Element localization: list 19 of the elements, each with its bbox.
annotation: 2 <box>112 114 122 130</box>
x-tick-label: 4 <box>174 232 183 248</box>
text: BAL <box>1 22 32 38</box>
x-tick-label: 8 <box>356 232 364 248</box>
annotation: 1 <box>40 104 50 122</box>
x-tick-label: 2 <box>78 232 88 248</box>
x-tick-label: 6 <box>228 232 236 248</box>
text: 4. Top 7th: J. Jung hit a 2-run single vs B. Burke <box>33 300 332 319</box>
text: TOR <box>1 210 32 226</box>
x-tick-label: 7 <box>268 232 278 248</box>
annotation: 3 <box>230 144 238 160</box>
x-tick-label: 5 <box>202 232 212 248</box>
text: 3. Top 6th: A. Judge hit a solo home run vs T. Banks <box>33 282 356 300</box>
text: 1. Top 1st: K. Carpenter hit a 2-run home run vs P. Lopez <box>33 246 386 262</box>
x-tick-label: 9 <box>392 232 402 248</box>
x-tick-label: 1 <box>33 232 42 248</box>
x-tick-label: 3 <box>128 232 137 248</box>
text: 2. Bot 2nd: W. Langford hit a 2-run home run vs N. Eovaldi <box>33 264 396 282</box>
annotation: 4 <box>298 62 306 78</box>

• _Exercise_: Rewrite the records above with every "home run" changed to "homer" and nothing else altered.

• _Full response_:
Element localization: list 19 of the elements, each with its bbox.
annotation: 2 <box>112 114 122 130</box>
x-tick-label: 4 <box>174 232 183 248</box>
text: BAL <box>1 22 32 38</box>
x-tick-label: 8 <box>356 232 364 248</box>
annotation: 1 <box>40 104 50 122</box>
x-tick-label: 2 <box>78 232 88 248</box>
x-tick-label: 6 <box>228 232 236 248</box>
text: 4. Top 7th: J. Jung hit a 2-run single vs B. Burke <box>33 300 332 319</box>
text: TOR <box>1 210 32 226</box>
x-tick-label: 7 <box>268 232 278 248</box>
annotation: 3 <box>230 144 238 160</box>
x-tick-label: 5 <box>202 232 212 248</box>
text: 3. Top 6th: A. Judge hit a solo homer vs T. Banks <box>33 282 356 300</box>
text: 1. Top 1st: K. Carpenter hit a 2-run homer vs P. Lopez <box>33 246 386 262</box>
x-tick-label: 9 <box>392 232 402 248</box>
x-tick-label: 1 <box>33 232 42 248</box>
x-tick-label: 3 <box>128 232 137 248</box>
text: 2. Bot 2nd: W. Langford hit a 2-run homer vs N. Eovaldi <box>33 264 396 282</box>
annotation: 4 <box>298 62 306 78</box>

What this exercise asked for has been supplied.